Task objective> Your task is to reproduce the material exactly.

╭─ Supplied records

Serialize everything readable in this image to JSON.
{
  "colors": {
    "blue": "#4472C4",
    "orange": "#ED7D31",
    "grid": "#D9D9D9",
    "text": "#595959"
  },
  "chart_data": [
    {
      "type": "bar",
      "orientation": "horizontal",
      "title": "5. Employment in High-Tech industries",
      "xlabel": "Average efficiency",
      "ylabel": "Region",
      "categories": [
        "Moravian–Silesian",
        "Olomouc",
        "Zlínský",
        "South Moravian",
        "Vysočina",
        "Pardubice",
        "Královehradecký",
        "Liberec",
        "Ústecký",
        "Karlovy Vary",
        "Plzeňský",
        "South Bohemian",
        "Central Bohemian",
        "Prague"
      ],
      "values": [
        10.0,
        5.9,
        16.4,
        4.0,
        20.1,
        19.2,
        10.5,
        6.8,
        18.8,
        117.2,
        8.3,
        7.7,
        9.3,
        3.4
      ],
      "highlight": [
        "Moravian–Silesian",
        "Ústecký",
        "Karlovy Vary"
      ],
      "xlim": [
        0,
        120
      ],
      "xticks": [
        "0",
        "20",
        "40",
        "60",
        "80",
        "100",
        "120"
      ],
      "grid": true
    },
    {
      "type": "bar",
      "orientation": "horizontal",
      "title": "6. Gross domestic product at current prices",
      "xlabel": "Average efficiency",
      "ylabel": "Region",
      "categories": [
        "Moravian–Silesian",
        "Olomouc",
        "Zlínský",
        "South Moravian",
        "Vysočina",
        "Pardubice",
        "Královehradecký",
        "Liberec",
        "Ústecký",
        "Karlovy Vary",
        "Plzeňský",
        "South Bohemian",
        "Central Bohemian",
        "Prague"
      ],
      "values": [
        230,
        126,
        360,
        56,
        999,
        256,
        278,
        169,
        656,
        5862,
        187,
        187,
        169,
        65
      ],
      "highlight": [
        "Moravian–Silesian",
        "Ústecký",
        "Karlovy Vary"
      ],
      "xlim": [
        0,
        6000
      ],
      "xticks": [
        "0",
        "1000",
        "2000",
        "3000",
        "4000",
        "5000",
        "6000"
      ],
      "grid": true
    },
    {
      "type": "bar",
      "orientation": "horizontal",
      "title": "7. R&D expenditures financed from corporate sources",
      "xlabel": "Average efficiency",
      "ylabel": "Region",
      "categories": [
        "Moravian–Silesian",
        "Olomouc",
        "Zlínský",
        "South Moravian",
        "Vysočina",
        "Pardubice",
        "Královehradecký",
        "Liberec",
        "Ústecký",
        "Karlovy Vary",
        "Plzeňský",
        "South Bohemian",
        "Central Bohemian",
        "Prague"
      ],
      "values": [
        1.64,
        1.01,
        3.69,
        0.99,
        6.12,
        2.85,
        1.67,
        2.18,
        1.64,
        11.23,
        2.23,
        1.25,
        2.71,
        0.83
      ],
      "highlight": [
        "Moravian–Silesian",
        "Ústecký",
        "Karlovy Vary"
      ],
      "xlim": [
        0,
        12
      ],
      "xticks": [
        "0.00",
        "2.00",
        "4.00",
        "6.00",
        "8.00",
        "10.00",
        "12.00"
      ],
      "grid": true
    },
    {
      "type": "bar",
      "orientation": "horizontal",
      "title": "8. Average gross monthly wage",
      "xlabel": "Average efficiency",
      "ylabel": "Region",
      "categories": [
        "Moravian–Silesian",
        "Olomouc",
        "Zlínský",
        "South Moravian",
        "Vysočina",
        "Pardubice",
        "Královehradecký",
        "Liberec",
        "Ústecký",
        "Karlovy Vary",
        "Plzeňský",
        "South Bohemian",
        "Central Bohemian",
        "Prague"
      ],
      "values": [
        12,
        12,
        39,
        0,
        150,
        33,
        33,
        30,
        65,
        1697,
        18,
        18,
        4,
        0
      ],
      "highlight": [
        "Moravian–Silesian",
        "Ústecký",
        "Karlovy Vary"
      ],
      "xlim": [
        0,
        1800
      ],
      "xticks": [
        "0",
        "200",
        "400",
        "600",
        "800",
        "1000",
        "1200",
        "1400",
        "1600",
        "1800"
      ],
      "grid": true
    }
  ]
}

╰─

The response>
Serialize everything readable in this image to JSON.
{
  "colors": {
    "blue": "#4472C4",
    "orange": "#ED7D31",
    "grid": "#D9D9D9",
    "text": "#595959"
  },
  "chart_data": [
    {
      "type": "bar",
      "orientation": "horizontal",
      "title": "5. Employment in High-Tech industries",
      "xlabel": "Average efficiency",
      "ylabel": "Region",
      "categories": [
        "Moravian–Silesian",
        "Olomouc",
        "Zlínský",
        "South Moravian",
        "Vysočina",
        "Pardubice",
        "Královehradecký",
        "Liberec",
        "Ústecký",
        "Karlovy Vary",
        "Plzeňský",
        "South Bohemian",
        "Central Bohemian",
        "Prague"
      ],
      "values": [
        10.0,
        5.9,
        16.4,
        4.0,
        20.1,
        19.2,
        10.5,
        6.8,
        18.8,
        117.2,
        8.3,
        7.7,
        9.3,
        3.4
      ],
      "highlight": [
        "Moravian–Silesian",
        "Ústecký",
        "Karlovy Vary"
      ],
      "xlim": [
        0,
        120
      ],
      "xticks": [
        "0",
        "20",
        "40",
        "60",
        "80",
        "100",
        "120"
      ],
      "grid": true
    },
    {
      "type": "bar",
      "orientation": "horizontal",
      "title": "6. Gross domestic product at current prices",
      "xlabel": "Average efficiency",
      "ylabel": "Region",
      "categories": [
        "Moravian–Silesian",
        "Olomouc",
        "Zlínský",
        "South Moravian",
        "Vysočina",
        "Pardubice",
        "Královehradecký",
        "Liberec",
        "Ústecký",
        "Karlovy Vary",
        "Plzeňský",
        "South Bohemian",
        "Central Bohemian",
        "Prague"
      ],
      "values": [
        230,
        126,
        360,
        56,
        999,
        256,
        278,
        169,
        656,
        5862,
        187,
        187,
        169,
        65
      ],
      "highlight": [
        "Moravian–Silesian",
        "Ústecký",
        "Karlovy Vary"
      ],
      "xlim": [
        0,
        6000
      ],
      "xticks": [
        "0",
        "1000",
        "2000",
        "3000",
        "4000",
        "5000",
        "6000"
      ],
      "grid": true
    },
    {
      "type": "bar",
      "orientation": "horizontal",
      "title": "7. R&D expenditures financed from corporate sources",
      "xlabel": "Average efficiency",
      "ylabel": "Region",
      "categories": [
        "Moravian–Silesian",
        "Olomouc",
        "Zlínský",
        "South Moravian",
        "Vysočina",
        "Pardubice",
        "Královehradecký",
        "Liberec",
        "Ústecký",
        "Karlovy Vary",
        "Plzeňský",
        "South Bohemian",
        "Central Bohemian",
        "Prague"
      ],
      "values": [
        1.64,
        1.01,
        3.69,
        0.99,
        6.12,
        2.85,
        1.67,
        2.18,
        1.64,
        11.23,
        2.23,
        1.25,
        2.71,
        0.83
      ],
      "highlight": [
        "Moravian–Silesian",
        "Ústecký",
        "Karlovy Vary"
      ],
      "xlim": [
        0,
        12
      ],
      "xticks": [
        "0.00",
        "2.00",
        "4.00",
        "6.00",
        "8.00",
        "10.00",
        "12.00"
      ],
      "grid": true
    },
    {
      "type": "bar",
      "orientation": "horizontal",
      "title": "8. Average gross monthly wage",
      "xlabel": "Average efficiency",
      "ylabel": "Region",
      "categories": [
        "Moravian–Silesian",
        "Olomouc",
        "Zlínský",
        "South Moravian",
        "Vysočina",
        "Pardubice",
        "Královehradecký",
        "Liberec",
        "Ústecký",
        "Karlovy Vary",
        "Plzeňský",
        "South Bohemian",
        "Central Bohemian",
        "Prague"
      ],
      "values": [
        12,
        12,
        39,
        0,
        150,
        33,
        33,
        30,
        65,
        1697,
        18,
        18,
        4,
        0
      ],
      "highlight": [
        "Moravian–Silesian",
        "Ústecký",
        "Karlovy Vary"
      ],
      "xlim": [
        0,
        1800
      ],
      "xticks": [
        "0",
        "200",
        "400",
        "600",
        "800",
        "1000",
        "1200",
        "1400",
        "1600",
        "1800"
      ],
      "grid": true
    }
  ]
}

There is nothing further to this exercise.